Records from a collection of figures:
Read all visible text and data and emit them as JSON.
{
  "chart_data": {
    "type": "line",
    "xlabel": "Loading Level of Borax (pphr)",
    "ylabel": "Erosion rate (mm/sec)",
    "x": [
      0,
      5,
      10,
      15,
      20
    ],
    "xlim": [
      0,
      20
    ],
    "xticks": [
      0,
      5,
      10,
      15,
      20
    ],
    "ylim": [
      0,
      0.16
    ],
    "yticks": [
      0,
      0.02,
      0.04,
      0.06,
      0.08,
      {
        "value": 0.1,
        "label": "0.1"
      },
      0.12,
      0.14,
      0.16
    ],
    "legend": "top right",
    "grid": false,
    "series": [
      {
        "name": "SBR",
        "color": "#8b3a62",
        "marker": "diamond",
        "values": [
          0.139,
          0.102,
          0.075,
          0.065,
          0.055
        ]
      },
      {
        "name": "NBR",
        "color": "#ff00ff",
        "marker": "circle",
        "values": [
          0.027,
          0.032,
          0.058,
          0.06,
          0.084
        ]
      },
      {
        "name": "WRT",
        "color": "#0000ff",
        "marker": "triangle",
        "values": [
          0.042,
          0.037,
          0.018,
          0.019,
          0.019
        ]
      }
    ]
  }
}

Written task:
Your task is to give the records above again, exactly.

Final result:
Read all visible text and data and emit them as JSON.
{
  "chart_data": {
    "type": "line",
    "xlabel": "Loading Level of Borax (pphr)",
    "ylabel": "Erosion rate (mm/sec)",
    "x": [
      0,
      5,
      10,
      15,
      20
    ],
    "xlim": [
      0,
      20
    ],
    "xticks": [
      0,
      5,
      10,
      15,
      20
    ],
    "ylim": [
      0,
      0.16
    ],
    "yticks": [
      0,
      0.02,
      0.04,
      0.06,
      0.08,
      {
        "value": 0.1,
        "label": "0.1"
      },
      0.12,
      0.14,
      0.16
    ],
    "legend": "top right",
    "grid": false,
    "series": [
      {
        "name": "SBR",
        "color": "#8b3a62",
        "marker": "diamond",
        "values": [
          0.139,
          0.102,
          0.075,
          0.065,
          0.055
        ]
      },
      {
        "name": "NBR",
        "color": "#ff00ff",
        "marker": "circle",
        "values": [
          0.027,
          0.032,
          0.058,
          0.06,
          0.084
        ]
      },
      {
        "name": "WRT",
        "color": "#0000ff",
        "marker": "triangle",
        "values": [
          0.042,
          0.037,
          0.018,
          0.019,
          0.019
        ]
      }
    ]
  }
}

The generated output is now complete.